Element boundary records:
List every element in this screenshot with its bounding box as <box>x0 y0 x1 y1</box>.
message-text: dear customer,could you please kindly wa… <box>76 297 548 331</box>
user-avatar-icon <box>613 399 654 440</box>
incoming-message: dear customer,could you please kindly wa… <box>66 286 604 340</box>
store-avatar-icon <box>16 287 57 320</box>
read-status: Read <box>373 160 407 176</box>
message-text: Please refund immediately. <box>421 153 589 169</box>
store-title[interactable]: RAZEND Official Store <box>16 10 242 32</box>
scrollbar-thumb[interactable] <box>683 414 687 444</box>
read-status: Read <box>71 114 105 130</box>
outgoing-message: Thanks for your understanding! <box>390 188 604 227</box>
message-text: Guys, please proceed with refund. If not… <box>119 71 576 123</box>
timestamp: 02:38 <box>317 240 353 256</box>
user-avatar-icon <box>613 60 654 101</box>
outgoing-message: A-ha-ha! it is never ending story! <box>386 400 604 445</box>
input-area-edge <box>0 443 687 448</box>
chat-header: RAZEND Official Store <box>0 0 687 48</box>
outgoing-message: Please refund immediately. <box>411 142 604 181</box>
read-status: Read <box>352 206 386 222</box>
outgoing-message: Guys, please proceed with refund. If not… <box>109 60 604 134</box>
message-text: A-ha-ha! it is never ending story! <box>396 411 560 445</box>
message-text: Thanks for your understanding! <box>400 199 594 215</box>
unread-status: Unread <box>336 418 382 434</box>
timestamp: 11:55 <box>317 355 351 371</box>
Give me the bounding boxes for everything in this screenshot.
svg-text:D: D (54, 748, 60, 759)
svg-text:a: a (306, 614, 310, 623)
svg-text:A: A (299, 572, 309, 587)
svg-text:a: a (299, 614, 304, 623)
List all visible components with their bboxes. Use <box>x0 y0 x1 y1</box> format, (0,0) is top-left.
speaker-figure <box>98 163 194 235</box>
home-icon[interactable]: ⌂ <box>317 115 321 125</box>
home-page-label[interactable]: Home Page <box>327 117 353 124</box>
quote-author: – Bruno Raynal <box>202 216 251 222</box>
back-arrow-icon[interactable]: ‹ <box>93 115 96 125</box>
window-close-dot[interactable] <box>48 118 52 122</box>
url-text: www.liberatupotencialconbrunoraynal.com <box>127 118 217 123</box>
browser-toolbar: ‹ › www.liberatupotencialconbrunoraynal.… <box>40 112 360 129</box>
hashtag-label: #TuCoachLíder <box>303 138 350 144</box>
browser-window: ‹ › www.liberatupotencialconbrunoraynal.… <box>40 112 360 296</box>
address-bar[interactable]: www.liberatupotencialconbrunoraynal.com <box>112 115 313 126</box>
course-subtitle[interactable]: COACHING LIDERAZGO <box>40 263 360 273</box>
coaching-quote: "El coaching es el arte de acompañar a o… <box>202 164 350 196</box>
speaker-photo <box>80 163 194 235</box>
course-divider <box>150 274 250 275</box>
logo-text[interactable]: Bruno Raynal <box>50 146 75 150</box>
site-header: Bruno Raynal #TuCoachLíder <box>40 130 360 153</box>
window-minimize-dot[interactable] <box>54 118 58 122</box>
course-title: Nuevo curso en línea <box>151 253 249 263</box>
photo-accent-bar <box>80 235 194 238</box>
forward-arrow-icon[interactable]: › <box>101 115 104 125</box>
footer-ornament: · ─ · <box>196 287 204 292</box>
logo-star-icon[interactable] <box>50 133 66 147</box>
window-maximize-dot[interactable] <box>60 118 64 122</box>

▸ **Problem to solve**
Please rewrite the entire listing above as a JSON list of strings, with one string per line and blank lines omitted.

▸ **Response**
[
  "List every element in this screenshot with its bounding box as <box>x0 y0 x1 y1</box>.",
  "message-text: dear customer,could you please kindly wa… <box>76 297 548 331</box>",
  "user-avatar-icon <box>613 399 654 440</box>",
  "incoming-message: dear customer,could you please kindly wa… <box>66 286 604 340</box>",
  "store-avatar-icon <box>16 287 57 320</box>",
  "read-status: Read <box>373 160 407 176</box>",
  "message-text: Please refund immediately. <box>421 153 589 169</box>",
  "store-title[interactable]: RAZEND Official Store <box>16 10 242 32</box>",
  "scrollbar-thumb[interactable] <box>683 414 687 444</box>",
  "read-status: Read <box>71 114 105 130</box>",
  "outgoing-message: Thanks for your understanding! <box>390 188 604 227</box>",
  "message-text: Guys, please proceed with refund. If not… <box>119 71 576 123</box>",
  "timestamp: 02:38 <box>317 240 353 256</box>",
  "user-avatar-icon <box>613 60 654 101</box>",
  "outgoing-message: A-ha-ha! it is never ending story! <box>386 400 604 445</box>",
  "input-area-edge <box>0 443 687 448</box>",
  "chat-header: RAZEND Official Store <box>0 0 687 48</box>",
  "outgoing-message: Please refund immediately. <box>411 142 604 181</box>",
  "read-status: Read <box>352 206 386 222</box>",
  "outgoing-message: Guys, please proceed with refund. If not… <box>109 60 604 134</box>",
  "message-text: A-ha-ha! it is never ending story! <box>396 411 560 445</box>",
  "message-text: Thanks for your understanding! <box>400 199 594 215</box>",
  "unread-status: Unread <box>336 418 382 434</box>",
  "timestamp: 11:55 <box>317 355 351 371</box>",
  "Give me the bounding boxes for everything in this screenshot.",
  "svg-text:D: D (54, 748, 60, 759)",
  "svg-text:a: a (306, 614, 310, 623)",
  "svg-text:A: A (299, 572, 309, 587)",
  "svg-text:a: a (299, 614, 304, 623)",
  "List all visible components with their bboxes. Use <box>x0 y0 x1 y1</box> format, (0,0) is top-left.",
  "speaker-figure <box>98 163 194 235</box>",
  "home-icon[interactable]: ⌂ <box>317 115 321 125</box>",
  "home-page-label[interactable]: Home Page <box>327 117 353 124</box>",
  "quote-author: – Bruno Raynal <box>202 216 251 222</box>",
  "back-arrow-icon[interactable]: ‹ <box>93 115 96 125</box>",
  "window-close-dot[interactable] <box>48 118 52 122</box>",
  "url-text: www.liberatupotencialconbrunoraynal.com <box>127 118 217 123</box>",
  "browser-toolbar: ‹ › www.liberatupotencialconbrunoraynal.… <box>40 112 360 129</box>",
  "hashtag-label: #TuCoachLíder <box>303 138 350 144</box>",
  "browser-window: ‹ › www.liberatupotencialconbrunoraynal.… <box>40 112 360 296</box>",
  "address-bar[interactable]: www.liberatupotencialconbrunoraynal.com <box>112 115 313 126</box>",
  "course-subtitle[interactable]: COACHING LIDERAZGO <box>40 263 360 273</box>",
  "coaching-quote: \"El coaching es el arte de acompañar a o… <box>202 164 350 196</box>",
  "speaker-photo <box>80 163 194 235</box>",
  "course-divider <box>150 274 250 275</box>",
  "logo-text[interactable]: Bruno Raynal <box>50 146 75 150</box>",
  "site-header: Bruno Raynal #TuCoachLíder <box>40 130 360 153</box>",
  "window-minimize-dot[interactable] <box>54 118 58 122</box>",
  "course-title: Nuevo curso en línea <box>151 253 249 263</box>",
  "photo-accent-bar <box>80 235 194 238</box>",
  "forward-arrow-icon[interactable]: › <box>101 115 104 125</box>",
  "footer-ornament: · ─ · <box>196 287 204 292</box>",
  "logo-star-icon[interactable] <box>50 133 66 147</box>",
  "window-maximize-dot[interactable] <box>60 118 64 122</box>"
]